About this exercise >>
Every single line below has to be printed once more, exactly.

::: Record excerpts :::

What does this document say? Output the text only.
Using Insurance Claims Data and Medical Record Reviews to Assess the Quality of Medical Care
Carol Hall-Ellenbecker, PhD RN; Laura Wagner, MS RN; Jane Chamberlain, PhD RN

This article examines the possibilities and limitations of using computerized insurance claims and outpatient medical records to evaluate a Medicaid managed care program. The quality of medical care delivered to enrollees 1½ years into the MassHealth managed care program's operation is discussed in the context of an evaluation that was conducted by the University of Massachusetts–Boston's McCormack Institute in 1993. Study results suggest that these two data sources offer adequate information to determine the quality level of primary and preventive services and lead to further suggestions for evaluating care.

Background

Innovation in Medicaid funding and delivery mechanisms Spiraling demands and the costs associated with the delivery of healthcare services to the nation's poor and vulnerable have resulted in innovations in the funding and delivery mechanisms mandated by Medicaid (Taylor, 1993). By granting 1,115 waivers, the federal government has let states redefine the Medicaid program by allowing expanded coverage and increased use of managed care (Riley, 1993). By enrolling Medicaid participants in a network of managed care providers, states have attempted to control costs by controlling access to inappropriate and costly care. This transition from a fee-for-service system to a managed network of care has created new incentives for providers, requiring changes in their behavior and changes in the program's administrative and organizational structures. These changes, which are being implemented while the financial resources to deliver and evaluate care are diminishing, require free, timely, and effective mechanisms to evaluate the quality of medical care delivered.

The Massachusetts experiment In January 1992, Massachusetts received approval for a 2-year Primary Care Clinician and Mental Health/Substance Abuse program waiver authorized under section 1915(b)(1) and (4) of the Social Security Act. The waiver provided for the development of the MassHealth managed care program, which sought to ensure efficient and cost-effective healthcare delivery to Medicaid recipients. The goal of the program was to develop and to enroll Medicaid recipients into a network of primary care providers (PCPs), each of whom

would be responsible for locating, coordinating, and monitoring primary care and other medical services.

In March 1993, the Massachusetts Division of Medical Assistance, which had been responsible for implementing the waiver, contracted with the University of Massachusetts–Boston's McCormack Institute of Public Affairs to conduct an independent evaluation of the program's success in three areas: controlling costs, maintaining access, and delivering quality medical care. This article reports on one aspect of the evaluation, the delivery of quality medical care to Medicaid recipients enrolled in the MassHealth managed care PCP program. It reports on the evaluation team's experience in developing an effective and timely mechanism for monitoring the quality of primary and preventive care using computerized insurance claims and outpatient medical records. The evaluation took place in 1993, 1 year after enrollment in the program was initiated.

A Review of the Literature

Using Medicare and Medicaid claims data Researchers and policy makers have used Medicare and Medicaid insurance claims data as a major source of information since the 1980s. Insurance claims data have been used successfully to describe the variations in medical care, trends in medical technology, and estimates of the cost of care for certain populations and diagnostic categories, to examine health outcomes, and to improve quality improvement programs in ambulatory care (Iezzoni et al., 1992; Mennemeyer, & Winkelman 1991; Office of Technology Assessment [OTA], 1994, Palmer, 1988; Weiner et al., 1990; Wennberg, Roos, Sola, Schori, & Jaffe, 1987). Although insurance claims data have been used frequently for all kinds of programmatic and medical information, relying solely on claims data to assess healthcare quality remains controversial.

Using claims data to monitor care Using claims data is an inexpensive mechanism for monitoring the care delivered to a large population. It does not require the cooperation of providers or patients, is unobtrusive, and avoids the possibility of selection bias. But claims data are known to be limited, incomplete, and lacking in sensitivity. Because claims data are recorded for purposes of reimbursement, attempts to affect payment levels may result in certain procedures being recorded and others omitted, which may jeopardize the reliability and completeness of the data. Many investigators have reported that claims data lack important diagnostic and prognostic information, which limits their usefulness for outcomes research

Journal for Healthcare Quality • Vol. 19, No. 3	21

:::

Exercise response >>
What does this document say? Output the text only.
Using Insurance Claims Data and Medical Record Reviews to Assess the Quality of Medical Care
Carol Hall-Ellenbecker, PhD RN; Laura Wagner, MS RN; Jane Chamberlain, PhD RN

This article examines the possibilities and limitations of using computerized insurance claims and outpatient medical records to evaluate a Medicaid managed care program. The quality of medical care delivered to enrollees 1½ years into the MassHealth managed care program's operation is discussed in the context of an evaluation that was conducted by the University of Massachusetts–Boston's McCormack Institute in 1993. Study results suggest that these two data sources offer adequate information to determine the quality level of primary and preventive services and lead to further suggestions for evaluating care.

Background

Innovation in Medicaid funding and delivery mechanisms Spiraling demands and the costs associated with the delivery of healthcare services to the nation's poor and vulnerable have resulted in innovations in the funding and delivery mechanisms mandated by Medicaid (Taylor, 1993). By granting 1,115 waivers, the federal government has let states redefine the Medicaid program by allowing expanded coverage and increased use of managed care (Riley, 1993). By enrolling Medicaid participants in a network of managed care providers, states have attempted to control costs by controlling access to inappropriate and costly care. This transition from a fee-for-service system to a managed network of care has created new incentives for providers, requiring changes in their behavior and changes in the program's administrative and organizational structures. These changes, which are being implemented while the financial resources to deliver and evaluate care are diminishing, require free, timely, and effective mechanisms to evaluate the quality of medical care delivered.

The Massachusetts experiment In January 1992, Massachusetts received approval for a 2-year Primary Care Clinician and Mental Health/Substance Abuse program waiver authorized under section 1915(b)(1) and (4) of the Social Security Act. The waiver provided for the development of the MassHealth managed care program, which sought to ensure efficient and cost-effective healthcare delivery to Medicaid recipients. The goal of the program was to develop and to enroll Medicaid recipients into a network of primary care providers (PCPs), each of whom

would be responsible for locating, coordinating, and monitoring primary care and other medical services.

In March 1993, the Massachusetts Division of Medical Assistance, which had been responsible for implementing the waiver, contracted with the University of Massachusetts–Boston's McCormack Institute of Public Affairs to conduct an independent evaluation of the program's success in three areas: controlling costs, maintaining access, and delivering quality medical care. This article reports on one aspect of the evaluation, the delivery of quality medical care to Medicaid recipients enrolled in the MassHealth managed care PCP program. It reports on the evaluation team's experience in developing an effective and timely mechanism for monitoring the quality of primary and preventive care using computerized insurance claims and outpatient medical records. The evaluation took place in 1993, 1 year after enrollment in the program was initiated.

A Review of the Literature

Using Medicare and Medicaid claims data Researchers and policy makers have used Medicare and Medicaid insurance claims data as a major source of information since the 1980s. Insurance claims data have been used successfully to describe the variations in medical care, trends in medical technology, and estimates of the cost of care for certain populations and diagnostic categories, to examine health outcomes, and to improve quality improvement programs in ambulatory care (Iezzoni et al., 1992; Mennemeyer, & Winkelman 1991; Office of Technology Assessment [OTA], 1994, Palmer, 1988; Weiner et al., 1990; Wennberg, Roos, Sola, Schori, & Jaffe, 1987). Although insurance claims data have been used frequently for all kinds of programmatic and medical information, relying solely on claims data to assess healthcare quality remains controversial.

Using claims data to monitor care Using claims data is an inexpensive mechanism for monitoring the care delivered to a large population. It does not require the cooperation of providers or patients, is unobtrusive, and avoids the possibility of selection bias. But claims data are known to be limited, incomplete, and lacking in sensitivity. Because claims data are recorded for purposes of reimbursement, attempts to affect payment levels may result in certain procedures being recorded and others omitted, which may jeopardize the reliability and completeness of the data. Many investigators have reported that claims data lack important diagnostic and prognostic information, which limits their usefulness for outcomes research

Journal for Healthcare Quality • Vol. 19, No. 3	21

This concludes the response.